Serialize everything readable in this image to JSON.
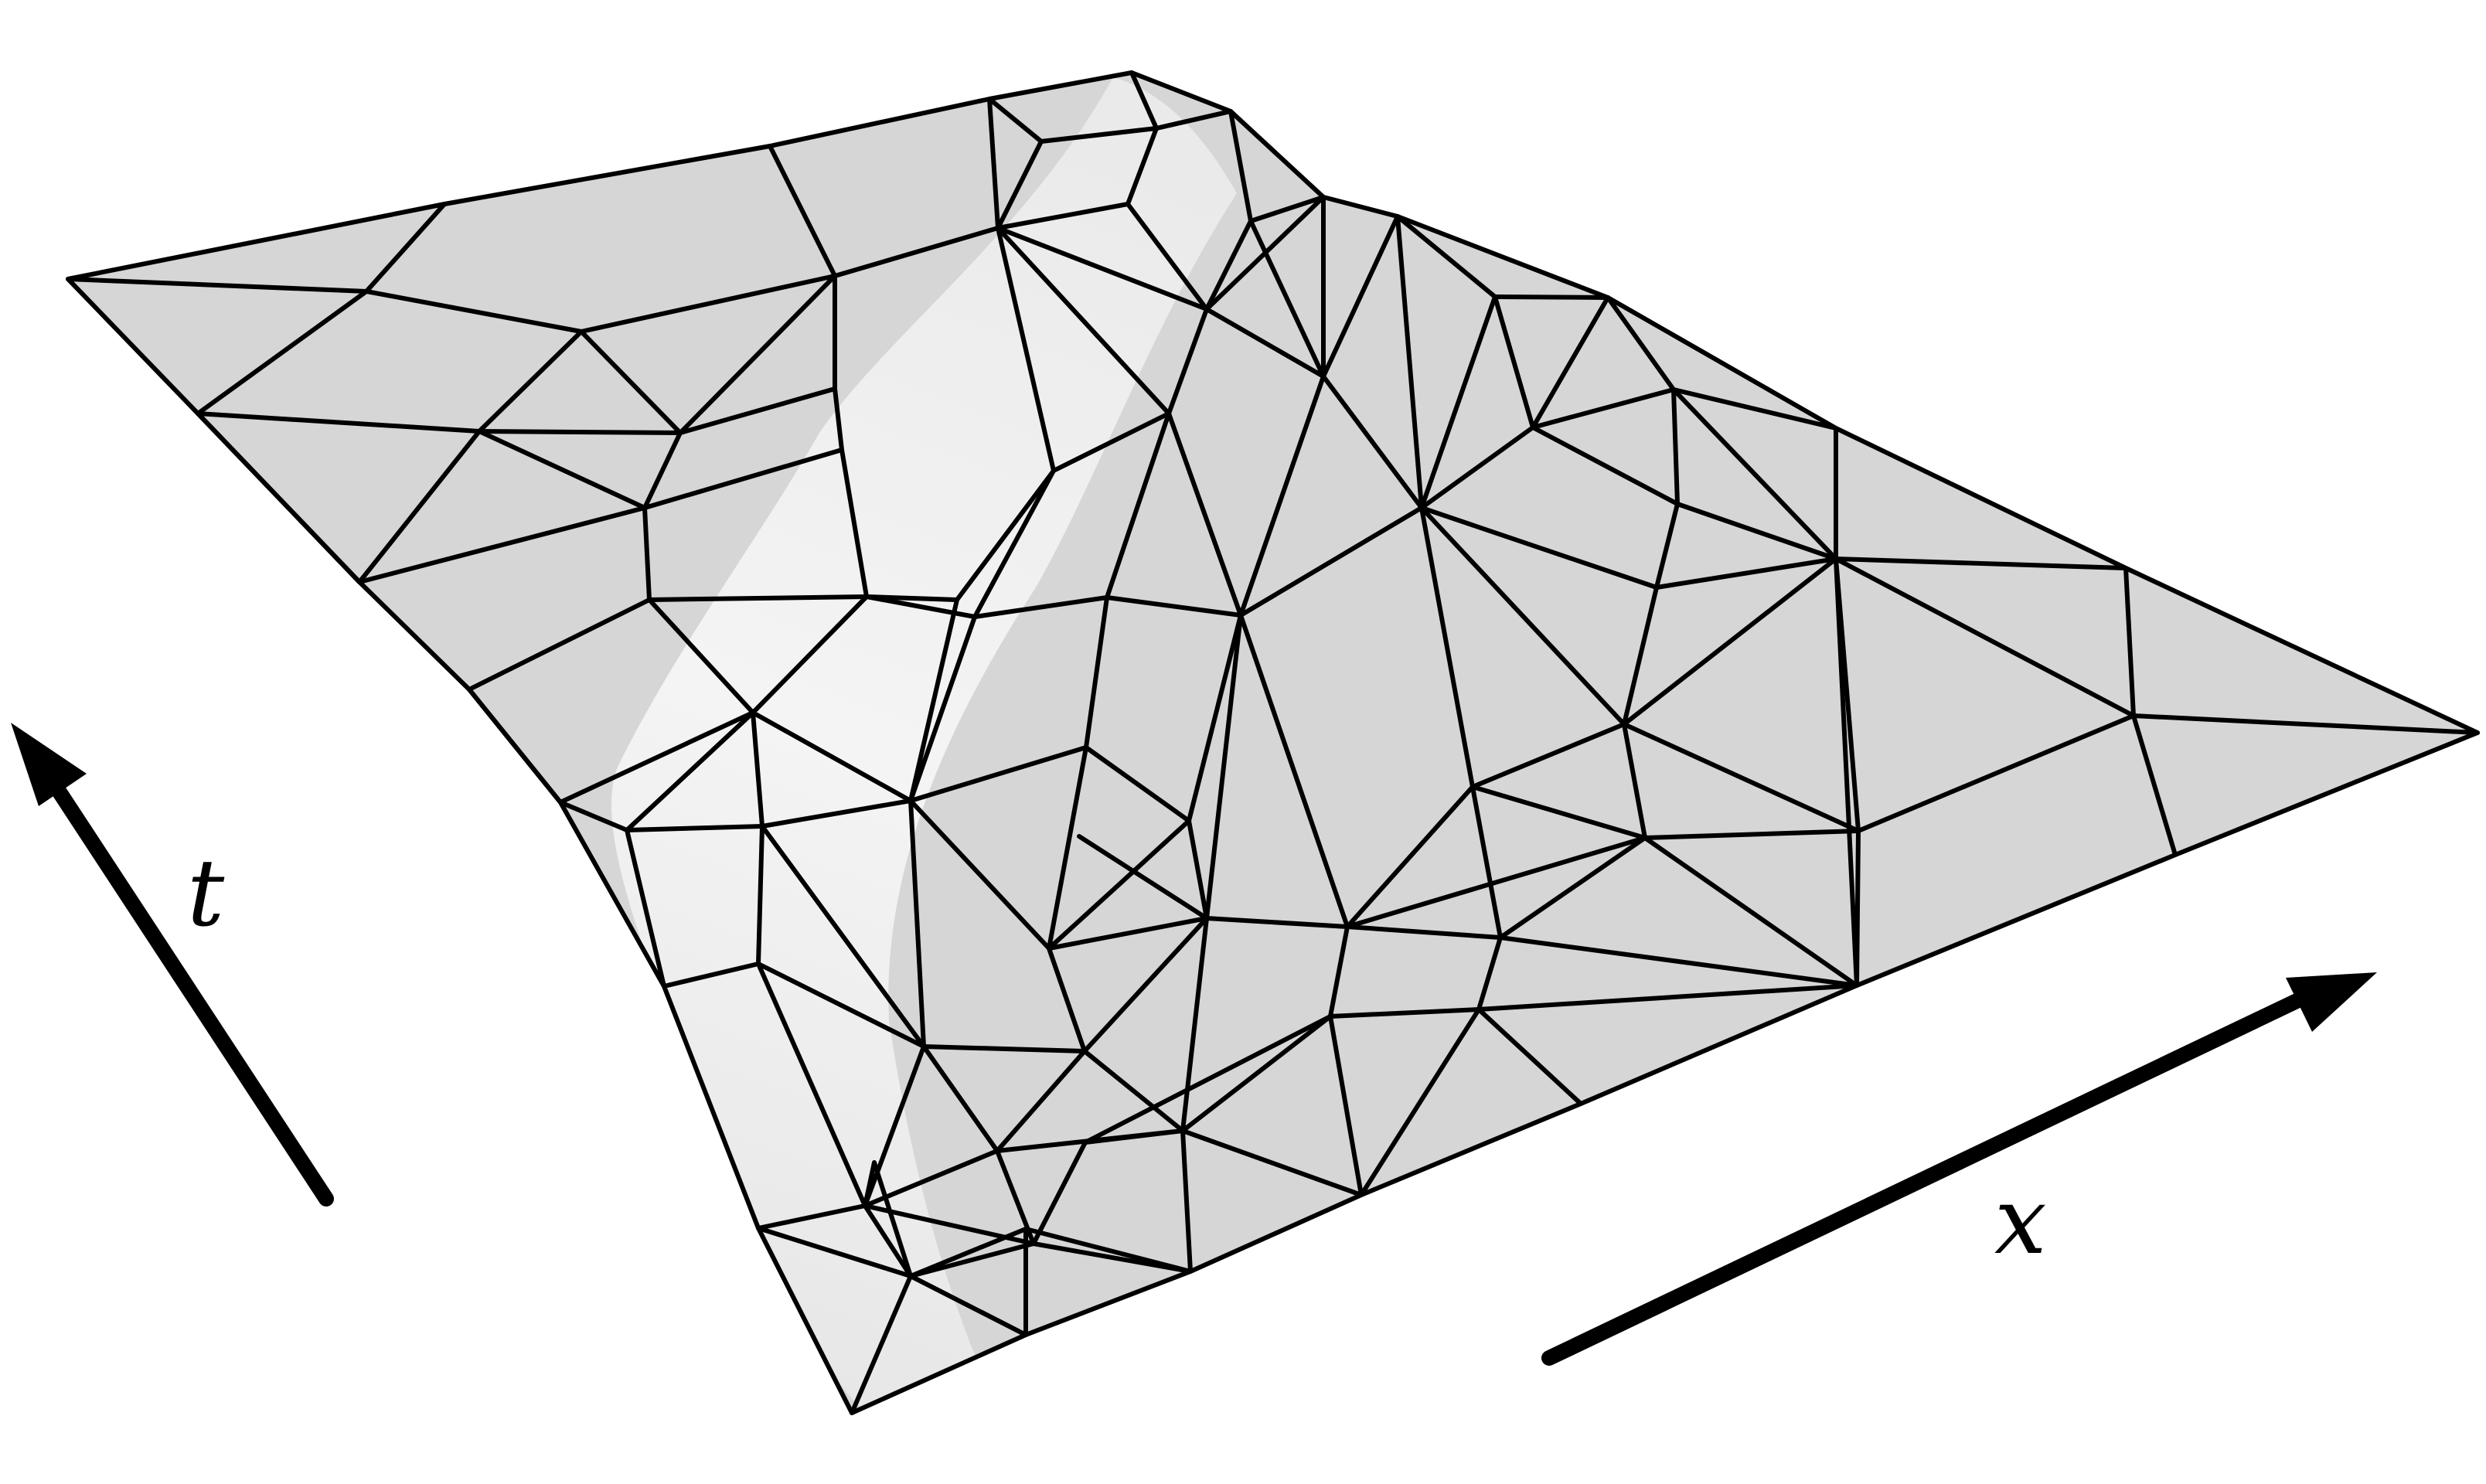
{
  "figure": {
    "kind": "triangulated space-time surface mesh",
    "mesh_fill": "#d6d6d6",
    "ridge_highlight": "#f2f2f2",
    "edge_color": "#000000",
    "background": "#ffffff"
  },
  "axes": [
    {
      "id": "t",
      "label": "t",
      "icon": "arrow-up-left-icon"
    },
    {
      "id": "x",
      "label": "x",
      "icon": "arrow-up-right-icon"
    }
  ]
}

============================================================

**WHAT THE TASK REQUIRES:** Copy the data character for character, but drop all pictures from the copy.

**REPLY:**
Serialize everything readable in this image to JSON.
{
  "figure": {
    "kind": "triangulated space-time surface mesh",
    "mesh_fill": "#d6d6d6",
    "ridge_highlight": "#f2f2f2",
    "edge_color": "#000000",
    "background": "#ffffff"
  },
  "axes": [
    {
      "id": "t",
      "label": "t",
      "icon": "arrow-up-left-icon"
    },
    {
      "id": "x",
      "label": "x",
      "icon": "arrow-up-right-icon"
    }
  ]
}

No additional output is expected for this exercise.